### [DATASET RECORDS]
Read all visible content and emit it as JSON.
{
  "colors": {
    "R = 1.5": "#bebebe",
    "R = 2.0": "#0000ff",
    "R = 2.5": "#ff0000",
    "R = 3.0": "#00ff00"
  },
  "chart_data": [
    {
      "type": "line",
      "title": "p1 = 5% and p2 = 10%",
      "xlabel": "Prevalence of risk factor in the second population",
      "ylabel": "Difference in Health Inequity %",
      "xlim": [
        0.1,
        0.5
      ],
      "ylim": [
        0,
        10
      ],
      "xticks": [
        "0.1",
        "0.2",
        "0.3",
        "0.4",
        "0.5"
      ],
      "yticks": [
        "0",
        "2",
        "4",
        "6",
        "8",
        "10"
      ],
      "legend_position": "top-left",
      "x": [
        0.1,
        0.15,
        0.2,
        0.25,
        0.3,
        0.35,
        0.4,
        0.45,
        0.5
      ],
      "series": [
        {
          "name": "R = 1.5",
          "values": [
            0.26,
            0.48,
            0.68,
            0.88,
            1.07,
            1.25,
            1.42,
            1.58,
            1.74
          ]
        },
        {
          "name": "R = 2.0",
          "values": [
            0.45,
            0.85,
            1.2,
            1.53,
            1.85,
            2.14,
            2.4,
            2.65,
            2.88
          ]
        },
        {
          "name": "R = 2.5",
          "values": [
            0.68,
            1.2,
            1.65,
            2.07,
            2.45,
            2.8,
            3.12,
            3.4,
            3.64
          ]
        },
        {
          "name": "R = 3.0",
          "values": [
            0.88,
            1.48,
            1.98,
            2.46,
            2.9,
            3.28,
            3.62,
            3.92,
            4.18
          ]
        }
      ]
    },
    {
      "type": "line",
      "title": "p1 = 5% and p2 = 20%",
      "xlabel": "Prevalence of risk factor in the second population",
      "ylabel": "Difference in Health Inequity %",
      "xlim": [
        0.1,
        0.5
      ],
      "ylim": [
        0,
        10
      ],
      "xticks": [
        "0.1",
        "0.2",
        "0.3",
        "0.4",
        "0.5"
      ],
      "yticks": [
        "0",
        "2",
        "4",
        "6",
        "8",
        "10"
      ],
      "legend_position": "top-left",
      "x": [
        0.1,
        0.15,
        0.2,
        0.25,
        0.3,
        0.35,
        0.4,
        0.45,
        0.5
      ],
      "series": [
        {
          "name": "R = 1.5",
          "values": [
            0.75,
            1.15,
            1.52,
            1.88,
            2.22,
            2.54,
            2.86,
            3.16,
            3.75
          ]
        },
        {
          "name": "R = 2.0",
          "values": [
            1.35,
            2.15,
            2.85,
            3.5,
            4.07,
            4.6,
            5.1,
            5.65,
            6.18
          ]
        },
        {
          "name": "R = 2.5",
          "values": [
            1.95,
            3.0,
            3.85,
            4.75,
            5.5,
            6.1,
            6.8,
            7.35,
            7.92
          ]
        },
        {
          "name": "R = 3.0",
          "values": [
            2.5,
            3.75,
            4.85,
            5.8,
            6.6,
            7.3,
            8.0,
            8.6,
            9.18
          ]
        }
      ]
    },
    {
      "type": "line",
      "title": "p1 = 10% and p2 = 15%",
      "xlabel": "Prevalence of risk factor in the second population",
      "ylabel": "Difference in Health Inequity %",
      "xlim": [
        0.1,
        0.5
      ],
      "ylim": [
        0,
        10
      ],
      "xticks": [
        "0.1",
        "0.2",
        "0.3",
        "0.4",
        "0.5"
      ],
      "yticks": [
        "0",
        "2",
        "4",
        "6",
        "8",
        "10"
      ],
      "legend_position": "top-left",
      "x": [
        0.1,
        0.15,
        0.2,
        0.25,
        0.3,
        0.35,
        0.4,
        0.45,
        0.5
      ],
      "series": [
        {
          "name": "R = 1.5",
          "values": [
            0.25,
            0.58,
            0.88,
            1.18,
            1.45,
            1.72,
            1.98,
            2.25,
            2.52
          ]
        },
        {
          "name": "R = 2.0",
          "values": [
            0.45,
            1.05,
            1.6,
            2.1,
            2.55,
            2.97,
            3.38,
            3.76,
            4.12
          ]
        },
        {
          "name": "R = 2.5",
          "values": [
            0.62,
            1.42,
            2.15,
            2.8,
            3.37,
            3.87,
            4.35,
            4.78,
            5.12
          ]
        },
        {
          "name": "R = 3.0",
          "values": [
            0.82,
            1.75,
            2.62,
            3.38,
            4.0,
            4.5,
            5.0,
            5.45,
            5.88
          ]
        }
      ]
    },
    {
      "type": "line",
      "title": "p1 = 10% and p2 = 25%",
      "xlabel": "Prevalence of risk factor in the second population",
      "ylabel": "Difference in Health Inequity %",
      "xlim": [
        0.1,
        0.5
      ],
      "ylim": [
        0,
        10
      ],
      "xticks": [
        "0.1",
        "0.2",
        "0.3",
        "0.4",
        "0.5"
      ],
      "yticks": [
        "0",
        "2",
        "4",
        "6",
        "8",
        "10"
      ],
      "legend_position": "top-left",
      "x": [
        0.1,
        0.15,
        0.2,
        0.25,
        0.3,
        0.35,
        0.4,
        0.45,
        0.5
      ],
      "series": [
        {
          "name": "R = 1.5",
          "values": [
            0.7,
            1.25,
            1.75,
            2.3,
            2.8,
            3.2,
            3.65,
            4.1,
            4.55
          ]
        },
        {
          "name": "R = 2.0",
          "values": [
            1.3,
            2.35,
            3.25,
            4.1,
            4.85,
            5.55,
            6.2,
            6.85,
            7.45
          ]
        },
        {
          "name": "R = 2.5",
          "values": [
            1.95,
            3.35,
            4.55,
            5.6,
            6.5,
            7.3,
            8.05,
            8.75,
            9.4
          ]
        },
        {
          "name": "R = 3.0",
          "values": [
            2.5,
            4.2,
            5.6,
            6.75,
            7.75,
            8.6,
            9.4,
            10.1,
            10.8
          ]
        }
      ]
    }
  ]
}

### [TASK INSTRUCTIONS]
Retype the listing. Match it exactly.

### [WRITTEN ANSWER]
Read all visible content and emit it as JSON.
{
  "colors": {
    "R = 1.5": "#bebebe",
    "R = 2.0": "#0000ff",
    "R = 2.5": "#ff0000",
    "R = 3.0": "#00ff00"
  },
  "chart_data": [
    {
      "type": "line",
      "title": "p1 = 5% and p2 = 10%",
      "xlabel": "Prevalence of risk factor in the second population",
      "ylabel": "Difference in Health Inequity %",
      "xlim": [
        0.1,
        0.5
      ],
      "ylim": [
        0,
        10
      ],
      "xticks": [
        "0.1",
        "0.2",
        "0.3",
        "0.4",
        "0.5"
      ],
      "yticks": [
        "0",
        "2",
        "4",
        "6",
        "8",
        "10"
      ],
      "legend_position": "top-left",
      "x": [
        0.1,
        0.15,
        0.2,
        0.25,
        0.3,
        0.35,
        0.4,
        0.45,
        0.5
      ],
      "series": [
        {
          "name": "R = 1.5",
          "values": [
            0.26,
            0.48,
            0.68,
            0.88,
            1.07,
            1.25,
            1.42,
            1.58,
            1.74
          ]
        },
        {
          "name": "R = 2.0",
          "values": [
            0.45,
            0.85,
            1.2,
            1.53,
            1.85,
            2.14,
            2.4,
            2.65,
            2.88
          ]
        },
        {
          "name": "R = 2.5",
          "values": [
            0.68,
            1.2,
            1.65,
            2.07,
            2.45,
            2.8,
            3.12,
            3.4,
            3.64
          ]
        },
        {
          "name": "R = 3.0",
          "values": [
            0.88,
            1.48,
            1.98,
            2.46,
            2.9,
            3.28,
            3.62,
            3.92,
            4.18
          ]
        }
      ]
    },
    {
      "type": "line",
      "title": "p1 = 5% and p2 = 20%",
      "xlabel": "Prevalence of risk factor in the second population",
      "ylabel": "Difference in Health Inequity %",
      "xlim": [
        0.1,
        0.5
      ],
      "ylim": [
        0,
        10
      ],
      "xticks": [
        "0.1",
        "0.2",
        "0.3",
        "0.4",
        "0.5"
      ],
      "yticks": [
        "0",
        "2",
        "4",
        "6",
        "8",
        "10"
      ],
      "legend_position": "top-left",
      "x": [
        0.1,
        0.15,
        0.2,
        0.25,
        0.3,
        0.35,
        0.4,
        0.45,
        0.5
      ],
      "series": [
        {
          "name": "R = 1.5",
          "values": [
            0.75,
            1.15,
            1.52,
            1.88,
            2.22,
            2.54,
            2.86,
            3.16,
            3.75
          ]
        },
        {
          "name": "R = 2.0",
          "values": [
            1.35,
            2.15,
            2.85,
            3.5,
            4.07,
            4.6,
            5.1,
            5.65,
            6.18
          ]
        },
        {
          "name": "R = 2.5",
          "values": [
            1.95,
            3.0,
            3.85,
            4.75,
            5.5,
            6.1,
            6.8,
            7.35,
            7.92
          ]
        },
        {
          "name": "R = 3.0",
          "values": [
            2.5,
            3.75,
            4.85,
            5.8,
            6.6,
            7.3,
            8.0,
            8.6,
            9.18
          ]
        }
      ]
    },
    {
      "type": "line",
      "title": "p1 = 10% and p2 = 15%",
      "xlabel": "Prevalence of risk factor in the second population",
      "ylabel": "Difference in Health Inequity %",
      "xlim": [
        0.1,
        0.5
      ],
      "ylim": [
        0,
        10
      ],
      "xticks": [
        "0.1",
        "0.2",
        "0.3",
        "0.4",
        "0.5"
      ],
      "yticks": [
        "0",
        "2",
        "4",
        "6",
        "8",
        "10"
      ],
      "legend_position": "top-left",
      "x": [
        0.1,
        0.15,
        0.2,
        0.25,
        0.3,
        0.35,
        0.4,
        0.45,
        0.5
      ],
      "series": [
        {
          "name": "R = 1.5",
          "values": [
            0.25,
            0.58,
            0.88,
            1.18,
            1.45,
            1.72,
            1.98,
            2.25,
            2.52
          ]
        },
        {
          "name": "R = 2.0",
          "values": [
            0.45,
            1.05,
            1.6,
            2.1,
            2.55,
            2.97,
            3.38,
            3.76,
            4.12
          ]
        },
        {
          "name": "R = 2.5",
          "values": [
            0.62,
            1.42,
            2.15,
            2.8,
            3.37,
            3.87,
            4.35,
            4.78,
            5.12
          ]
        },
        {
          "name": "R = 3.0",
          "values": [
            0.82,
            1.75,
            2.62,
            3.38,
            4.0,
            4.5,
            5.0,
            5.45,
            5.88
          ]
        }
      ]
    },
    {
      "type": "line",
      "title": "p1 = 10% and p2 = 25%",
      "xlabel": "Prevalence of risk factor in the second population",
      "ylabel": "Difference in Health Inequity %",
      "xlim": [
        0.1,
        0.5
      ],
      "ylim": [
        0,
        10
      ],
      "xticks": [
        "0.1",
        "0.2",
        "0.3",
        "0.4",
        "0.5"
      ],
      "yticks": [
        "0",
        "2",
        "4",
        "6",
        "8",
        "10"
      ],
      "legend_position": "top-left",
      "x": [
        0.1,
        0.15,
        0.2,
        0.25,
        0.3,
        0.35,
        0.4,
        0.45,
        0.5
      ],
      "series": [
        {
          "name": "R = 1.5",
          "values": [
            0.7,
            1.25,
            1.75,
            2.3,
            2.8,
            3.2,
            3.65,
            4.1,
            4.55
          ]
        },
        {
          "name": "R = 2.0",
          "values": [
            1.3,
            2.35,
            3.25,
            4.1,
            4.85,
            5.55,
            6.2,
            6.85,
            7.45
          ]
        },
        {
          "name": "R = 2.5",
          "values": [
            1.95,
            3.35,
            4.55,
            5.6,
            6.5,
            7.3,
            8.05,
            8.75,
            9.4
          ]
        },
        {
          "name": "R = 3.0",
          "values": [
            2.5,
            4.2,
            5.6,
            6.75,
            7.75,
            8.6,
            9.4,
            10.1,
            10.8
          ]
        }
      ]
    }
  ]
}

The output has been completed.